→ What to work on
Among the lines below, list those containing the string "this".
—————
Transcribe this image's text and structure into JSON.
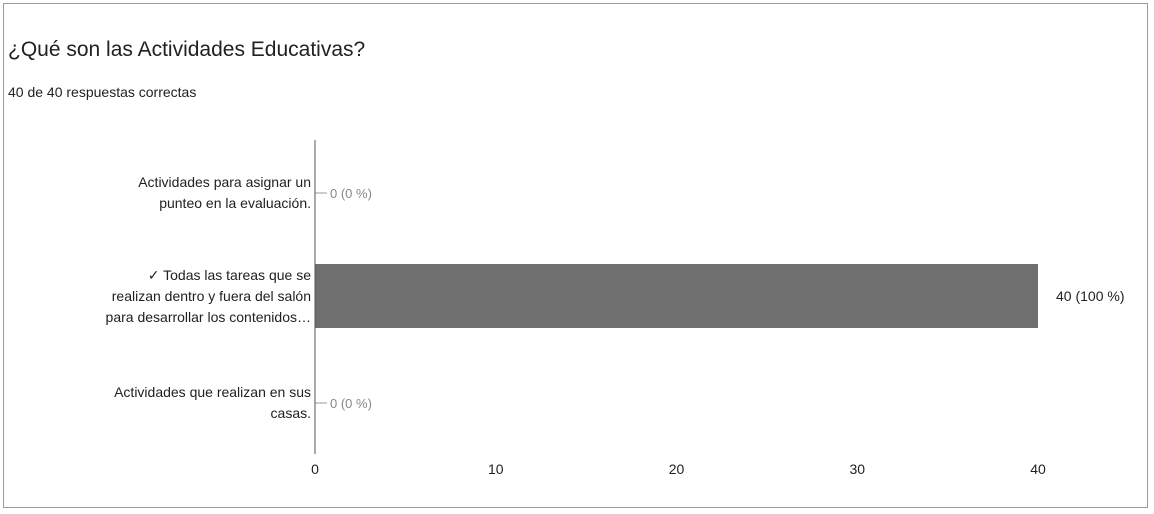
{
  "question": {
    "title": "¿Qué son las Actividades Educativas?",
    "summary": "40 de 40 respuestas correctas"
  },
  "colors": {
    "bar": "#6f6f6f",
    "axis": "#555555",
    "text": "#202124",
    "value_text": "#888888"
  },
  "chart_data": {
    "type": "bar",
    "orientation": "horizontal",
    "categories": [
      "Actividades para asignar un punteo en la evaluación.",
      "✓ Todas las tareas que se realizan dentro y fuera del salón para desarrollar los contenidos…",
      "Actividades que realizan en sus casas."
    ],
    "category_lines": [
      [
        "Actividades para asignar un",
        "punteo en la evaluación."
      ],
      [
        "✓ Todas las tareas que se",
        "realizan dentro y fuera del salón",
        "para desarrollar los contenidos…"
      ],
      [
        "Actividades que realizan en sus",
        "casas."
      ]
    ],
    "values": [
      0,
      40,
      0
    ],
    "value_labels": [
      "0 (0 %)",
      "40 (100 %)",
      "0 (0 %)"
    ],
    "xlim": [
      0,
      40
    ],
    "xticks": [
      0,
      10,
      20,
      30,
      40
    ],
    "xlabel": "",
    "ylabel": "",
    "grid": false
  }
}
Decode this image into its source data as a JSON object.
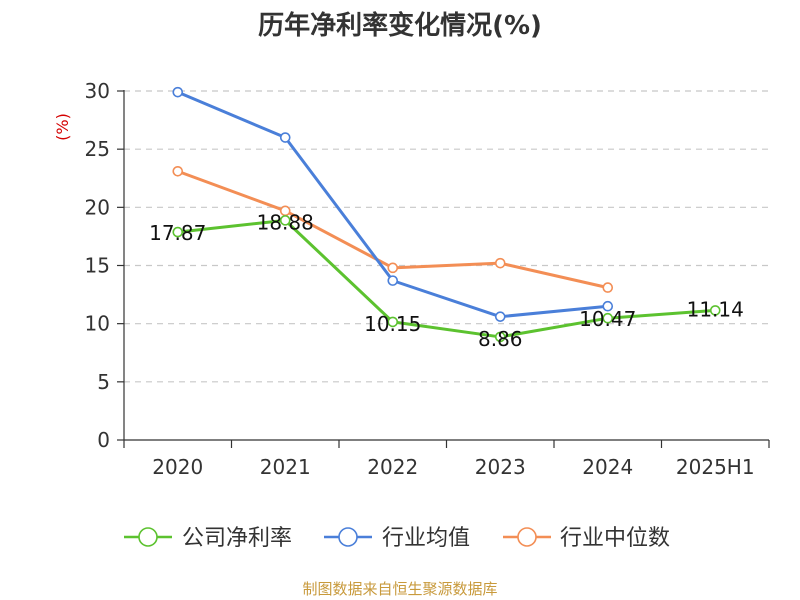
{
  "chart_data": {
    "type": "line",
    "title": "历年净利率变化情况(%)",
    "ylabel": "(%)",
    "categories": [
      "2020",
      "2021",
      "2022",
      "2023",
      "2024",
      "2025H1"
    ],
    "ylim": [
      0,
      30
    ],
    "yticks": [
      0,
      5,
      10,
      15,
      20,
      25,
      30
    ],
    "grid": true,
    "legend_position": "bottom",
    "series": [
      {
        "name": "公司净利率",
        "color": "#5cc22f",
        "values": [
          17.87,
          18.88,
          10.15,
          8.86,
          10.47,
          11.14
        ],
        "labels": [
          "17.87",
          "18.88",
          "10.15",
          "8.86",
          "10.47",
          "11.14"
        ]
      },
      {
        "name": "行业均值",
        "color": "#4a7fd9",
        "values": [
          29.9,
          26.0,
          13.7,
          10.6,
          11.5,
          null
        ]
      },
      {
        "name": "行业中位数",
        "color": "#f38e55",
        "values": [
          23.1,
          19.7,
          14.8,
          15.2,
          13.1,
          null
        ]
      }
    ]
  },
  "footer": {
    "source": "制图数据来自恒生聚源数据库"
  }
}
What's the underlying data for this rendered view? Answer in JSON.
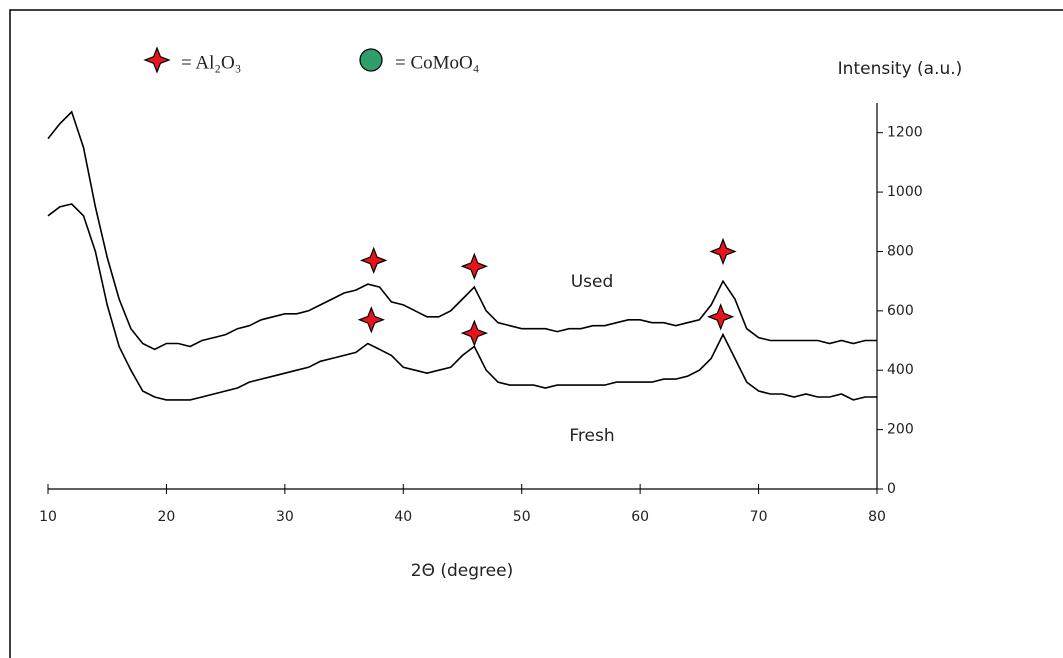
{
  "chart_data": {
    "type": "line",
    "y_axis_label": "Intensity (a.u.)",
    "x_axis_label": "2Θ (degree)",
    "xlim": [
      10,
      80
    ],
    "xticks": [
      10,
      20,
      30,
      40,
      50,
      60,
      70,
      80
    ],
    "ylim": [
      0,
      1300
    ],
    "yticks": [
      0,
      200,
      400,
      600,
      800,
      1000,
      1200
    ],
    "y_axis_side": "right",
    "x": [
      10,
      11,
      12,
      13,
      14,
      15,
      16,
      17,
      18,
      19,
      20,
      21,
      22,
      23,
      24,
      25,
      26,
      27,
      28,
      29,
      30,
      31,
      32,
      33,
      34,
      35,
      36,
      37,
      38,
      39,
      40,
      41,
      42,
      43,
      44,
      45,
      46,
      47,
      48,
      49,
      50,
      51,
      52,
      53,
      54,
      55,
      56,
      57,
      58,
      59,
      60,
      61,
      62,
      63,
      64,
      65,
      66,
      67,
      68,
      69,
      70,
      71,
      72,
      73,
      74,
      75,
      76,
      77,
      78,
      79,
      80
    ],
    "series": [
      {
        "name": "Used",
        "color": "#000000",
        "values": [
          1180,
          1230,
          1270,
          1150,
          950,
          780,
          640,
          540,
          490,
          470,
          490,
          490,
          480,
          500,
          510,
          520,
          540,
          550,
          570,
          580,
          590,
          590,
          600,
          620,
          640,
          660,
          670,
          690,
          680,
          630,
          620,
          600,
          580,
          580,
          600,
          640,
          680,
          600,
          560,
          550,
          540,
          540,
          540,
          530,
          540,
          540,
          550,
          550,
          560,
          570,
          570,
          560,
          560,
          550,
          560,
          570,
          620,
          700,
          640,
          540,
          510,
          500,
          500,
          500,
          500,
          500,
          490,
          500,
          490,
          500,
          500
        ]
      },
      {
        "name": "Fresh",
        "color": "#000000",
        "values": [
          920,
          950,
          960,
          920,
          800,
          620,
          480,
          400,
          330,
          310,
          300,
          300,
          300,
          310,
          320,
          330,
          340,
          360,
          370,
          380,
          390,
          400,
          410,
          430,
          440,
          450,
          460,
          490,
          470,
          450,
          410,
          400,
          390,
          400,
          410,
          450,
          480,
          400,
          360,
          350,
          350,
          350,
          340,
          350,
          350,
          350,
          350,
          350,
          360,
          360,
          360,
          360,
          370,
          370,
          380,
          400,
          440,
          520,
          440,
          360,
          330,
          320,
          320,
          310,
          320,
          310,
          310,
          320,
          300,
          310,
          310
        ]
      }
    ],
    "legend": [
      {
        "name": "= Al₂O₃",
        "shape": "star",
        "color": "#e8141c"
      },
      {
        "name": "= CoMoO₄",
        "shape": "circle",
        "color": "#2e9e6a"
      }
    ],
    "markers": [
      {
        "x": 37.5,
        "y": 770,
        "shape": "star"
      },
      {
        "x": 46,
        "y": 750,
        "shape": "star"
      },
      {
        "x": 67,
        "y": 800,
        "shape": "star"
      },
      {
        "x": 37.3,
        "y": 570,
        "shape": "star"
      },
      {
        "x": 46,
        "y": 525,
        "shape": "star"
      },
      {
        "x": 66.8,
        "y": 580,
        "shape": "star"
      }
    ]
  }
}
—————
→ Exercise answer
Transcribe this image's text and structure into JSON.
Decode this image into its source data as a JSON object.
What's the underlying data for this rendered view? Answer in JSON.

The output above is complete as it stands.